Take each line containing the word "measured" and copy it.

Figure content listings ::
┌──

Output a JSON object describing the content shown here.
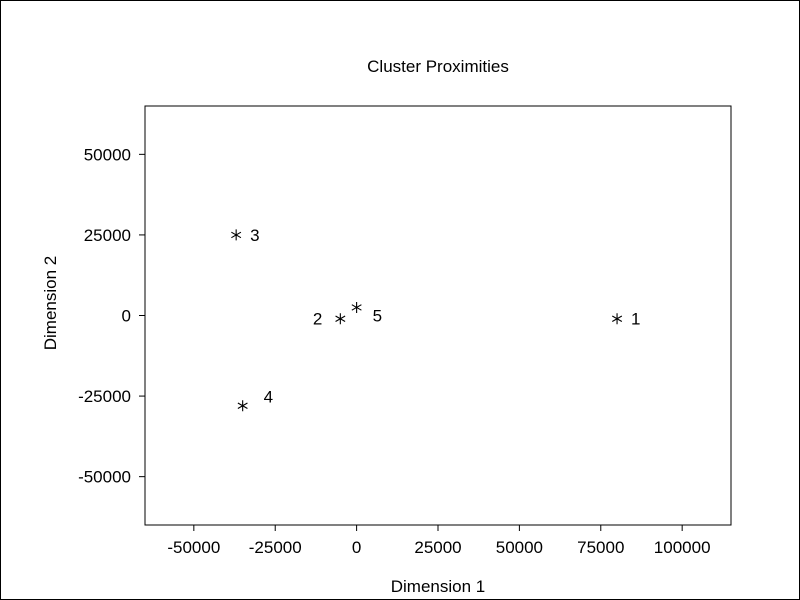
{
  "chart_data": {
    "type": "scatter",
    "title": "Cluster Proximities",
    "xlabel": "Dimension 1",
    "ylabel": "Dimension 2",
    "xlim": [
      -65000,
      115000
    ],
    "ylim": [
      -65000,
      65000
    ],
    "xticks": [
      -50000,
      -25000,
      0,
      25000,
      50000,
      75000,
      100000
    ],
    "yticks": [
      -50000,
      -25000,
      0,
      25000,
      50000
    ],
    "marker": "asterisk",
    "grid": false,
    "points": [
      {
        "label": "1",
        "x": 80000,
        "y": -1000,
        "label_side": "right"
      },
      {
        "label": "2",
        "x": -5000,
        "y": -1000,
        "label_side": "left"
      },
      {
        "label": "3",
        "x": -37000,
        "y": 25000,
        "label_side": "right"
      },
      {
        "label": "4",
        "x": -35000,
        "y": -28000,
        "label_side": "upper-right"
      },
      {
        "label": "5",
        "x": 0,
        "y": 2500,
        "label_side": "lower-right"
      }
    ]
  }
}
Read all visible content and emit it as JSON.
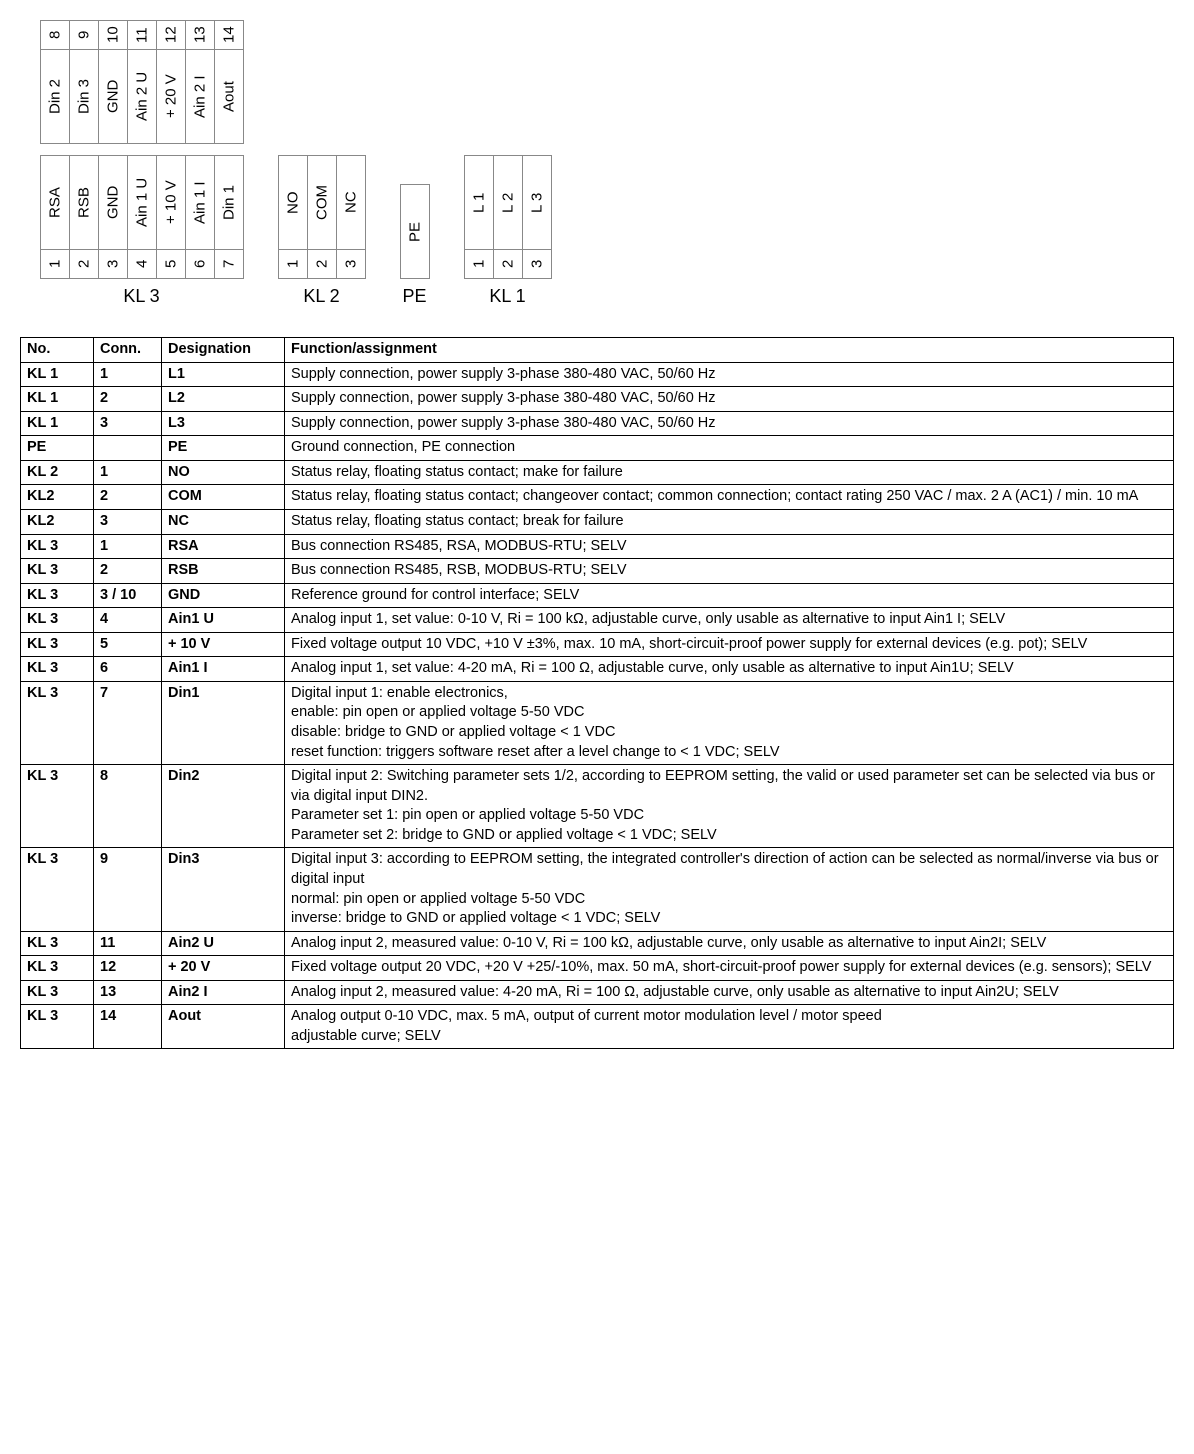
{
  "diagram": {
    "kl3": {
      "label": "KL 3",
      "upper_nums": [
        "8",
        "9",
        "10",
        "11",
        "12",
        "13",
        "14"
      ],
      "upper_names": [
        "Din 2",
        "Din 3",
        "GND",
        "Ain 2 U",
        "+ 20 V",
        "Ain 2 I",
        "Aout"
      ],
      "lower_names": [
        "RSA",
        "RSB",
        "GND",
        "Ain 1 U",
        "+ 10 V",
        "Ain 1 I",
        "Din 1"
      ],
      "lower_nums": [
        "1",
        "2",
        "3",
        "4",
        "5",
        "6",
        "7"
      ]
    },
    "kl2": {
      "label": "KL 2",
      "names": [
        "NO",
        "COM",
        "NC"
      ],
      "nums": [
        "1",
        "2",
        "3"
      ]
    },
    "pe": {
      "label": "PE",
      "name": "PE"
    },
    "kl1": {
      "label": "KL 1",
      "names": [
        "L 1",
        "L 2",
        "L 3"
      ],
      "nums": [
        "1",
        "2",
        "3"
      ]
    }
  },
  "table": {
    "headers": [
      "No.",
      "Conn.",
      "Designation",
      "Function/assignment"
    ],
    "rows": [
      {
        "no": "KL 1",
        "conn": "1",
        "des": "L1",
        "func": "Supply connection, power supply 3-phase 380-480 VAC, 50/60 Hz"
      },
      {
        "no": "KL 1",
        "conn": "2",
        "des": "L2",
        "func": "Supply connection, power supply 3-phase 380-480 VAC, 50/60 Hz"
      },
      {
        "no": "KL 1",
        "conn": "3",
        "des": "L3",
        "func": "Supply connection, power supply 3-phase 380-480 VAC, 50/60 Hz"
      },
      {
        "no": "PE",
        "conn": "",
        "des": "PE",
        "func": "Ground connection, PE connection"
      },
      {
        "no": "KL 2",
        "conn": "1",
        "des": "NO",
        "func": "Status relay, floating status contact; make for failure"
      },
      {
        "no": "KL2",
        "conn": "2",
        "des": "COM",
        "func": "Status relay, floating status contact; changeover contact; common connection; contact rating 250 VAC / max. 2 A (AC1) / min. 10 mA"
      },
      {
        "no": "KL2",
        "conn": "3",
        "des": "NC",
        "func": "Status relay, floating status contact; break for failure"
      },
      {
        "no": "KL 3",
        "conn": "1",
        "des": "RSA",
        "func": "Bus connection RS485, RSA, MODBUS-RTU; SELV"
      },
      {
        "no": "KL 3",
        "conn": "2",
        "des": "RSB",
        "func": "Bus connection RS485, RSB, MODBUS-RTU; SELV"
      },
      {
        "no": "KL 3",
        "conn": "3 / 10",
        "des": "GND",
        "func": "Reference ground for control interface; SELV"
      },
      {
        "no": "KL 3",
        "conn": "4",
        "des": "Ain1 U",
        "func": "Analog input 1, set value: 0-10 V, Ri = 100 kΩ, adjustable curve, only usable as alternative to input Ain1 I; SELV"
      },
      {
        "no": "KL 3",
        "conn": "5",
        "des": "+ 10 V",
        "func": "Fixed voltage output 10 VDC, +10 V ±3%, max. 10 mA, short-circuit-proof power supply for external devices (e.g. pot); SELV"
      },
      {
        "no": "KL 3",
        "conn": "6",
        "des": "Ain1 I",
        "func": "Analog input 1, set value: 4-20 mA, Ri = 100 Ω, adjustable curve, only usable as alternative to input Ain1U; SELV"
      },
      {
        "no": "KL 3",
        "conn": "7",
        "des": "Din1",
        "func": "Digital input 1: enable electronics,\nenable: pin open or applied voltage 5-50 VDC\ndisable: bridge to GND or applied voltage < 1 VDC\nreset function: triggers software reset after a level change to < 1 VDC; SELV"
      },
      {
        "no": "KL 3",
        "conn": "8",
        "des": "Din2",
        "func": "Digital input 2: Switching parameter sets 1/2, according to EEPROM setting, the valid or used parameter set can be selected via bus or via digital input DIN2.\nParameter set 1: pin open or applied voltage 5-50 VDC\nParameter set 2: bridge to GND or applied voltage < 1 VDC; SELV"
      },
      {
        "no": "KL 3",
        "conn": "9",
        "des": "Din3",
        "func": "Digital input 3: according to EEPROM setting, the integrated controller's direction of action can be selected as normal/inverse via bus or digital input\nnormal: pin open or applied voltage 5-50 VDC\ninverse: bridge to GND or applied voltage < 1 VDC; SELV"
      },
      {
        "no": "KL 3",
        "conn": "11",
        "des": "Ain2 U",
        "func": "Analog input 2, measured value: 0-10 V, Ri = 100 kΩ, adjustable curve, only usable as alternative to input Ain2I; SELV"
      },
      {
        "no": "KL 3",
        "conn": "12",
        "des": "+ 20 V",
        "func": "Fixed voltage output 20 VDC, +20 V +25/-10%, max. 50 mA, short-circuit-proof power supply for external devices (e.g. sensors); SELV"
      },
      {
        "no": "KL 3",
        "conn": "13",
        "des": "Ain2 I",
        "func": "Analog input 2, measured value: 4-20 mA, Ri = 100 Ω, adjustable curve, only usable as alternative to input Ain2U; SELV"
      },
      {
        "no": "KL 3",
        "conn": "14",
        "des": "Aout",
        "func": "Analog output 0-10 VDC, max. 5 mA, output of current motor modulation level / motor speed\nadjustable curve; SELV"
      }
    ]
  }
}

└──

Answer to this task ::
        "func": "Analog input 2, measured value: 0-10 V, Ri = 100 kΩ, adjustable curve, only usable as alternative to input Ain2I; SELV"
        "func": "Analog input 2, measured value: 4-20 mA, Ri = 100 Ω, adjustable curve, only usable as alternative to input Ain2U; SELV"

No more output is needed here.